SHORT TASK: Return the lines where the word "Users" occurs.

DATASET RECORDS:

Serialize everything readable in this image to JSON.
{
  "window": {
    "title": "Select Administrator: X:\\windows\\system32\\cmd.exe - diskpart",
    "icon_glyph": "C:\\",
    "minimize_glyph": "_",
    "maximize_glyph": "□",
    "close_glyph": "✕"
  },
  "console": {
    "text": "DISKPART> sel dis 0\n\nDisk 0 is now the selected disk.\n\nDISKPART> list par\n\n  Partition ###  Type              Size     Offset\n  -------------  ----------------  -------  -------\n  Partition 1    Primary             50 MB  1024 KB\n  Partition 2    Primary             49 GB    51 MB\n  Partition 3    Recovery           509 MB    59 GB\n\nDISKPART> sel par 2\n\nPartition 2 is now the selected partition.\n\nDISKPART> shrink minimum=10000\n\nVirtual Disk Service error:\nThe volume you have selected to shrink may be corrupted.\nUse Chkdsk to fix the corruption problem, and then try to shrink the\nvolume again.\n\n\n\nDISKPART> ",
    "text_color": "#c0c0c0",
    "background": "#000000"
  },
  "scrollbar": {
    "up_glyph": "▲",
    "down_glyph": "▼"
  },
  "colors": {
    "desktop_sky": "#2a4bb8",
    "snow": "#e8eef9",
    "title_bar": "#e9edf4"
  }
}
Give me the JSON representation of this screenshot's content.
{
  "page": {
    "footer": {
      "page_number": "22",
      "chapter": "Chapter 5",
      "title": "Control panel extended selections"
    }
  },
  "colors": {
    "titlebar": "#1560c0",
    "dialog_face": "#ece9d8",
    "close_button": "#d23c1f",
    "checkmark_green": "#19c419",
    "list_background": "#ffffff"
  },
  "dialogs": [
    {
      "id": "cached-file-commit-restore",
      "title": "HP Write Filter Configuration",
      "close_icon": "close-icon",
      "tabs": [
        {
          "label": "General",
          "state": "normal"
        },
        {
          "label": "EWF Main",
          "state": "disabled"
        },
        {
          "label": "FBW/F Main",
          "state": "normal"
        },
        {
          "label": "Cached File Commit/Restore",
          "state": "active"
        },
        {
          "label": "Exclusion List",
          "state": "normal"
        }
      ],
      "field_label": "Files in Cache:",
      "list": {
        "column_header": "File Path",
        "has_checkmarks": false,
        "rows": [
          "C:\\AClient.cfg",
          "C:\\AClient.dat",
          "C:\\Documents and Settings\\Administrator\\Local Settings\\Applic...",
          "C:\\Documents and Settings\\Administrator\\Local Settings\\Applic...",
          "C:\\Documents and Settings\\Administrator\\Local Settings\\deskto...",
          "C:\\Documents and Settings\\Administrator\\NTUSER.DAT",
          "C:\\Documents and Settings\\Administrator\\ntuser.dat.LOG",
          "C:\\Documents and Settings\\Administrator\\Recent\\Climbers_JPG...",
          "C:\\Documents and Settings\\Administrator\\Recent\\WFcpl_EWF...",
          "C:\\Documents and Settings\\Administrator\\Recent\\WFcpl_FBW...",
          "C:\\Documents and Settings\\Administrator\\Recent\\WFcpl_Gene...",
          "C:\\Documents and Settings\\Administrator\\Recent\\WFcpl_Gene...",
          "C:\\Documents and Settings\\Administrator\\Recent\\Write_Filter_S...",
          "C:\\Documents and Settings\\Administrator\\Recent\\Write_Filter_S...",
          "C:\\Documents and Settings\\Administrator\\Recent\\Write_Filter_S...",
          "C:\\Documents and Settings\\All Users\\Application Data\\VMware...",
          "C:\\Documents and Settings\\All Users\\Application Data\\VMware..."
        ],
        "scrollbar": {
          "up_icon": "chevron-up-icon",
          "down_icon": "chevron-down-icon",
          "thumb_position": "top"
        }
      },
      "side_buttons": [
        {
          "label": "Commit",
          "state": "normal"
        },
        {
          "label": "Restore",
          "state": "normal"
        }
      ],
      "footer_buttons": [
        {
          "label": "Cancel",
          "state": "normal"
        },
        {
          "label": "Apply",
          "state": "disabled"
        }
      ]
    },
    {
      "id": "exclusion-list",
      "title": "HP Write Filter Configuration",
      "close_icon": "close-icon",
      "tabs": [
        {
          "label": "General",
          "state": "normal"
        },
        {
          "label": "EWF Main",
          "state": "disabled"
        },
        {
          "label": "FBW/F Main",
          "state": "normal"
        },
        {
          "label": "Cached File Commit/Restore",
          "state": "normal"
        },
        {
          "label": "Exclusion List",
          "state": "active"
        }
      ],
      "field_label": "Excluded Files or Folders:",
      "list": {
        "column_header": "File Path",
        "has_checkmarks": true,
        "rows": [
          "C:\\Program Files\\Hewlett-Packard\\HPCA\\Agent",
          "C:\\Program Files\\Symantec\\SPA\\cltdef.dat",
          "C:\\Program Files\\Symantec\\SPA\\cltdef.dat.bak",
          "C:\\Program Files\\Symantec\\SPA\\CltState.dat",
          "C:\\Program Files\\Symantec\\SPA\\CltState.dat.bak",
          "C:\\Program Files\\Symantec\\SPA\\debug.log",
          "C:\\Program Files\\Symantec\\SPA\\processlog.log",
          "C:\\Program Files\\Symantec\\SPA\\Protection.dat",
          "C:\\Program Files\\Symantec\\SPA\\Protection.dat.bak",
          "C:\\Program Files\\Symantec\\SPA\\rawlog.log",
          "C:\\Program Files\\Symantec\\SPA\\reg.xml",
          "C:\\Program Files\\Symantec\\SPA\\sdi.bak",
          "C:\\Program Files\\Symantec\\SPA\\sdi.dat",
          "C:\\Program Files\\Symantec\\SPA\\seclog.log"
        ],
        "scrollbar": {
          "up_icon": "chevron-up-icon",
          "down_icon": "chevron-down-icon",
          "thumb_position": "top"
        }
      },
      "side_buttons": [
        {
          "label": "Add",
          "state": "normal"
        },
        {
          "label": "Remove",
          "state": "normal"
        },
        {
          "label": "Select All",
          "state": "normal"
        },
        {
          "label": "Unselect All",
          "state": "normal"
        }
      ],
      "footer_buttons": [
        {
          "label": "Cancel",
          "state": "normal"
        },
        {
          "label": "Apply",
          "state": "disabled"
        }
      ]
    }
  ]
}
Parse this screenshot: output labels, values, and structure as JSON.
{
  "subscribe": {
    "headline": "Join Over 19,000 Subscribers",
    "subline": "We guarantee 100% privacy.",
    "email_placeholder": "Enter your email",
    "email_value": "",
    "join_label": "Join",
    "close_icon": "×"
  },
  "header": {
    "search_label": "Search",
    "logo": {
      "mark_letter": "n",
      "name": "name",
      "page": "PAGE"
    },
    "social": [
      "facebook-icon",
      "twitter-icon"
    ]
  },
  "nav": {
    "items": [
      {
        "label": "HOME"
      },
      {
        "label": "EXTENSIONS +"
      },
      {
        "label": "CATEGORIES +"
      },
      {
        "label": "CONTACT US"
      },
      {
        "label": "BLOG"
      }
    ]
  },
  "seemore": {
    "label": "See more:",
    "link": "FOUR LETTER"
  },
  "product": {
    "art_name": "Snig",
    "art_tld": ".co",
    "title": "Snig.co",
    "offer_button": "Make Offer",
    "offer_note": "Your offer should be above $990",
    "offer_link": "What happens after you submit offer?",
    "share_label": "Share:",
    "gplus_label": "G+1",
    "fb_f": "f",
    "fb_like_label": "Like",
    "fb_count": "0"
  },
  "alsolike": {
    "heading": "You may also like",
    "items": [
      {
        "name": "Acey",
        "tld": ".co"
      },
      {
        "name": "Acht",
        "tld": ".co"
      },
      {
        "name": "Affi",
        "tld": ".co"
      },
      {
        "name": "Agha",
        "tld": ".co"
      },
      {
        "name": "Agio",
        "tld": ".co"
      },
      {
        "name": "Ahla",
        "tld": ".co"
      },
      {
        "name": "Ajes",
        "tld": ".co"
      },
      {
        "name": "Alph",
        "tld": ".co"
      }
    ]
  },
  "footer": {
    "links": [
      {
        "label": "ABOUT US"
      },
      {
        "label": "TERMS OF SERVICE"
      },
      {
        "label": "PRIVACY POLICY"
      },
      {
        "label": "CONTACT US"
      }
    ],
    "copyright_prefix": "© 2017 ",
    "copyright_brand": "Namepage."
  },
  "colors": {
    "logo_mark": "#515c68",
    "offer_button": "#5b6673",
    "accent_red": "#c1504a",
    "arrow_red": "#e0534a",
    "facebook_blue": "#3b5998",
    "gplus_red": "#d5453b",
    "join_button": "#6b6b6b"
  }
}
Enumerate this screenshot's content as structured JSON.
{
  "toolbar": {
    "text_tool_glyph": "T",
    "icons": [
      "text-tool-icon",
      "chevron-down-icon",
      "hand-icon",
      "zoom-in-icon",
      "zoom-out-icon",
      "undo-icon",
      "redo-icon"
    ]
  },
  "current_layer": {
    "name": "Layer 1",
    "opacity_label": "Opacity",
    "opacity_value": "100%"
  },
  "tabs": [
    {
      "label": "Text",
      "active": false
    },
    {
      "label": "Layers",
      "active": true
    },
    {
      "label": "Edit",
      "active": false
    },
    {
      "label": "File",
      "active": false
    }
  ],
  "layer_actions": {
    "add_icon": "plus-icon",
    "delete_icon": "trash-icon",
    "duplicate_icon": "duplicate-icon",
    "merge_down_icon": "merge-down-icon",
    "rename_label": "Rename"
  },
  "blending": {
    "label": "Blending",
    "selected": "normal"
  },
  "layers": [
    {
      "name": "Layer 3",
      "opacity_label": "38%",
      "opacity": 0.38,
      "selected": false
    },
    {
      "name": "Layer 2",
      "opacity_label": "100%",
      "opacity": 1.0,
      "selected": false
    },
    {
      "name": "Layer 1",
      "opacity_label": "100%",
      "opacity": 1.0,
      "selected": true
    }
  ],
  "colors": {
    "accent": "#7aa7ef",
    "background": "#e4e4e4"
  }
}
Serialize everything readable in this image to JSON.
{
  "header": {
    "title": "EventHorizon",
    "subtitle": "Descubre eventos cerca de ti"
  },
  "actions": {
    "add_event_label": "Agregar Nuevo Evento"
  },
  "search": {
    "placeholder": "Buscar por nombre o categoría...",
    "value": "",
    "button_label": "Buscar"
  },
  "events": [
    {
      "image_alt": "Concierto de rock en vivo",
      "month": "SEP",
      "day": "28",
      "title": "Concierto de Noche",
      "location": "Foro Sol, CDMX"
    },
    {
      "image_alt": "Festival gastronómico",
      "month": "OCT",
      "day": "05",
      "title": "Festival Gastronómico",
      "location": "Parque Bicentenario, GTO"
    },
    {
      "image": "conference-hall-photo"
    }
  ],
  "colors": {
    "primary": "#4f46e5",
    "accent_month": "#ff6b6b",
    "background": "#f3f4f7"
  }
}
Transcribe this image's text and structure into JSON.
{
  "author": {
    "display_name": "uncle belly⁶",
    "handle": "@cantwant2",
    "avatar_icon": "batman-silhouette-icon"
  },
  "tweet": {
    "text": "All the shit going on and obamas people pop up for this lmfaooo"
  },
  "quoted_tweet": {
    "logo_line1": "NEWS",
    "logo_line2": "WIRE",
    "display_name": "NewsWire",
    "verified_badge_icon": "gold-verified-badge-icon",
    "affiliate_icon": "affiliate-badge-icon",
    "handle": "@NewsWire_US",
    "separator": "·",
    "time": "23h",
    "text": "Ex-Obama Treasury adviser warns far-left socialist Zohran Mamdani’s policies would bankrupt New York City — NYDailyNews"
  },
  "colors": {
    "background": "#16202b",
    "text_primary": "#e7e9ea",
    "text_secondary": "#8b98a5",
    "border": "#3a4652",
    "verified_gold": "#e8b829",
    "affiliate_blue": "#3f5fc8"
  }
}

OUTPUT OF THE TASK:
          "C:\\Documents and Settings\\All Users\\Application Data\\VMware...",
          "C:\\Documents and Settings\\All Users\\Application Data\\VMware..."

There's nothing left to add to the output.